▶ _MATERIALS PROVIDED_
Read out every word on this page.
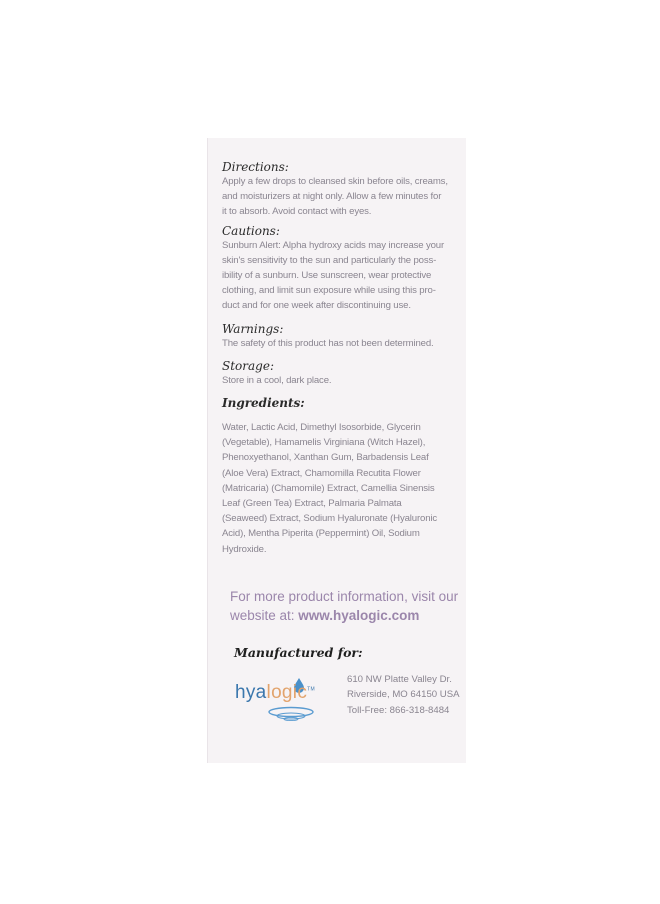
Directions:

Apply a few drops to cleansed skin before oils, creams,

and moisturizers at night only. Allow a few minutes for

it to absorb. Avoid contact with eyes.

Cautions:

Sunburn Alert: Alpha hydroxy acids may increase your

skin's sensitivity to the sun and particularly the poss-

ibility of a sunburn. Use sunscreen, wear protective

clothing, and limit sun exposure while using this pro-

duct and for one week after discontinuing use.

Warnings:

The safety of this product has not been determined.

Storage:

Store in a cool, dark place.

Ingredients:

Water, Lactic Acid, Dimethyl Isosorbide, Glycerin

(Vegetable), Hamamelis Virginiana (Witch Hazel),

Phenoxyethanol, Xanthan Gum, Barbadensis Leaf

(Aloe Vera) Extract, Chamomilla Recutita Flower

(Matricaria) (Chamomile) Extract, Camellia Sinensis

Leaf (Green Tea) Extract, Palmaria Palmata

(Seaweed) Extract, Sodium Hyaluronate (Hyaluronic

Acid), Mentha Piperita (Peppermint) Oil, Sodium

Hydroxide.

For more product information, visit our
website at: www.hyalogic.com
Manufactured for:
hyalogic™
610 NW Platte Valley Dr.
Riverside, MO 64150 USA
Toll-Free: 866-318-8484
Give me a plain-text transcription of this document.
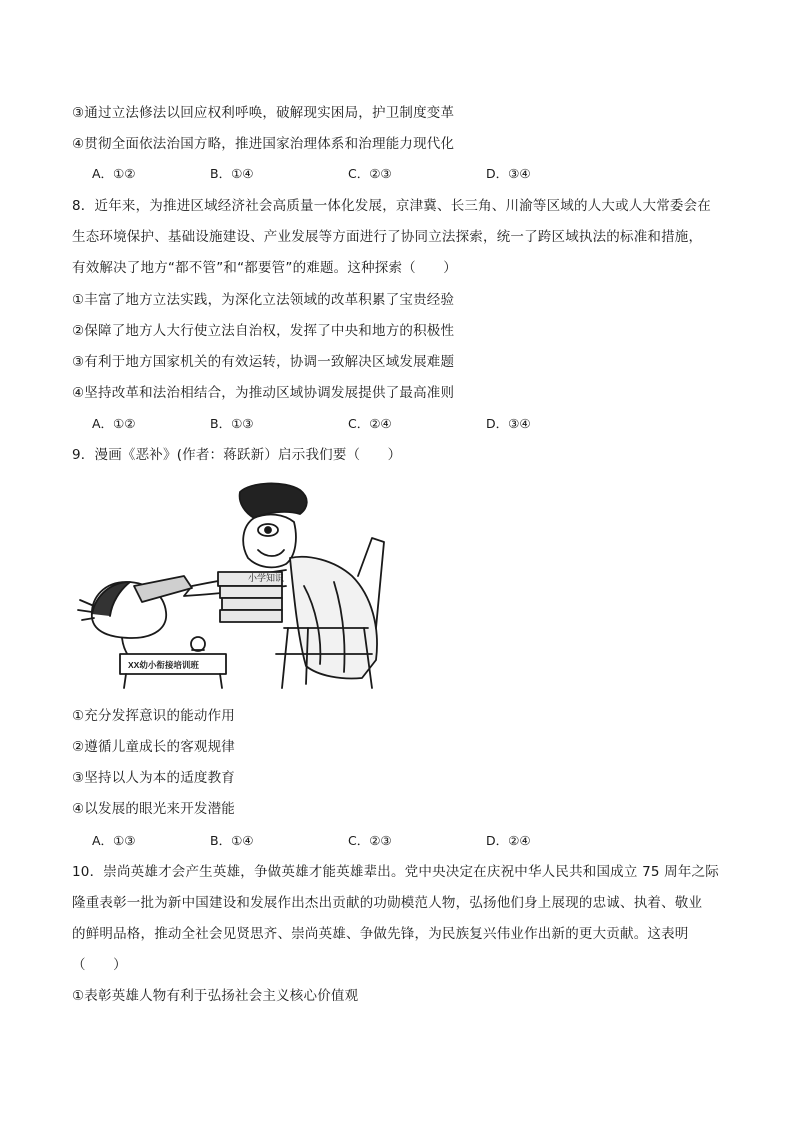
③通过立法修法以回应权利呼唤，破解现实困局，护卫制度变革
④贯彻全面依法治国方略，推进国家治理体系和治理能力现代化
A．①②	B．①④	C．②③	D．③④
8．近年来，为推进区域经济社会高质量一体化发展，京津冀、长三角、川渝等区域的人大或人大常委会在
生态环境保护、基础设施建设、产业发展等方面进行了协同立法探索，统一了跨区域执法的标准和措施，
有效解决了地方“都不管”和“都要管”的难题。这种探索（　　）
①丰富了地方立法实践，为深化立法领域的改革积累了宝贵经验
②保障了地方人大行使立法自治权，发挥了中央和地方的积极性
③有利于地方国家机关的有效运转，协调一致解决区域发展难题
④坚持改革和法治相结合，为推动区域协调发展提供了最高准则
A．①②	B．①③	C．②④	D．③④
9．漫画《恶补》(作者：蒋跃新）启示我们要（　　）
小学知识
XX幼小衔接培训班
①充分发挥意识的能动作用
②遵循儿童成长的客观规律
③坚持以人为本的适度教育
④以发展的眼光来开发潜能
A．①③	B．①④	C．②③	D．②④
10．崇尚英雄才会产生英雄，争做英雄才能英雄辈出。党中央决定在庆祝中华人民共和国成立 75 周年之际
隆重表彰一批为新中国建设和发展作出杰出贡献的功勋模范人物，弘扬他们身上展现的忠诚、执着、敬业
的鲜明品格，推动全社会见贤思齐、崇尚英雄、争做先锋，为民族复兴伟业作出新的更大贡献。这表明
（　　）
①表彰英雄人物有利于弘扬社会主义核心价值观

▶ _WHAT TO WORK ON_
Your task is to repeat exactly the lines from the one containing "Give me a plain-text" through the end of the material, both included, and only those, without pictures.

▶ _ANSWER BELOW_
Give me a plain-text transcription of this document.
③通过立法修法以回应权利呼唤，破解现实困局，护卫制度变革
④贯彻全面依法治国方略，推进国家治理体系和治理能力现代化
A．①②	B．①④	C．②③	D．③④
8．近年来，为推进区域经济社会高质量一体化发展，京津冀、长三角、川渝等区域的人大或人大常委会在
生态环境保护、基础设施建设、产业发展等方面进行了协同立法探索，统一了跨区域执法的标准和措施，
有效解决了地方“都不管”和“都要管”的难题。这种探索（　　）
①丰富了地方立法实践，为深化立法领域的改革积累了宝贵经验
②保障了地方人大行使立法自治权，发挥了中央和地方的积极性
③有利于地方国家机关的有效运转，协调一致解决区域发展难题
④坚持改革和法治相结合，为推动区域协调发展提供了最高准则
A．①②	B．①③	C．②④	D．③④
9．漫画《恶补》(作者：蒋跃新）启示我们要（　　）
小学知识
XX幼小衔接培训班
①充分发挥意识的能动作用
②遵循儿童成长的客观规律
③坚持以人为本的适度教育
④以发展的眼光来开发潜能
A．①③	B．①④	C．②③	D．②④
10．崇尚英雄才会产生英雄，争做英雄才能英雄辈出。党中央决定在庆祝中华人民共和国成立 75 周年之际
隆重表彰一批为新中国建设和发展作出杰出贡献的功勋模范人物，弘扬他们身上展现的忠诚、执着、敬业
的鲜明品格，推动全社会见贤思齐、崇尚英雄、争做先锋，为民族复兴伟业作出新的更大贡献。这表明
（　　）
①表彰英雄人物有利于弘扬社会主义核心价值观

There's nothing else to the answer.